» SUPPLIED DATA
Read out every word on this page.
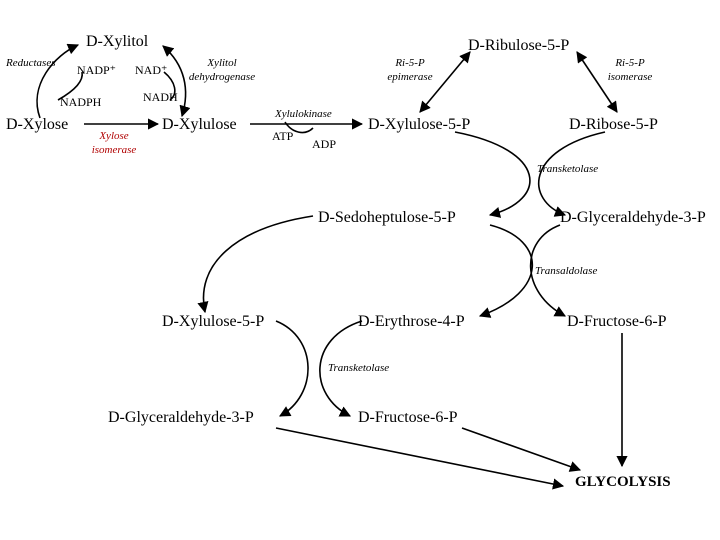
D-Xylitol
D-Xylose	D-Xylulose
D-Ribulose-5-P
D-Xylulose-5-P	D-Ribose-5-P
D-Sedoheptulose-5-P	D-Glyceraldehyde-3-P
D-Xylulose-5-P	D-Erythrose-4-P	D-Fructose-6-P
D-Glyceraldehyde-3-P	D-Fructose-6-P
GLYCOLYSIS
NADP⁺
NADPH
NAD⁺
NADH
ATP
ADP
Reductases	Xylitol
dehydrogenase
Xylose
isomerase
Xylulokinase
Ri-5-P
epimerase
Ri-5-P
isomerase
Transketolase
Transaldolase
Transketolase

» GOAL
Write out each entry exactly as given, but skip the pictures.

» EXERCISE OUTPUT
Read out every word on this page.
D-Xylitol
D-Xylose	D-Xylulose
D-Ribulose-5-P
D-Xylulose-5-P	D-Ribose-5-P
D-Sedoheptulose-5-P	D-Glyceraldehyde-3-P
D-Xylulose-5-P	D-Erythrose-4-P	D-Fructose-6-P
D-Glyceraldehyde-3-P	D-Fructose-6-P
GLYCOLYSIS
NADP⁺
NADPH
NAD⁺
NADH
ATP
ADP
Reductases	Xylitol
dehydrogenase
Xylose
isomerase
Xylulokinase
Ri-5-P
epimerase
Ri-5-P
isomerase
Transketolase
Transaldolase
Transketolase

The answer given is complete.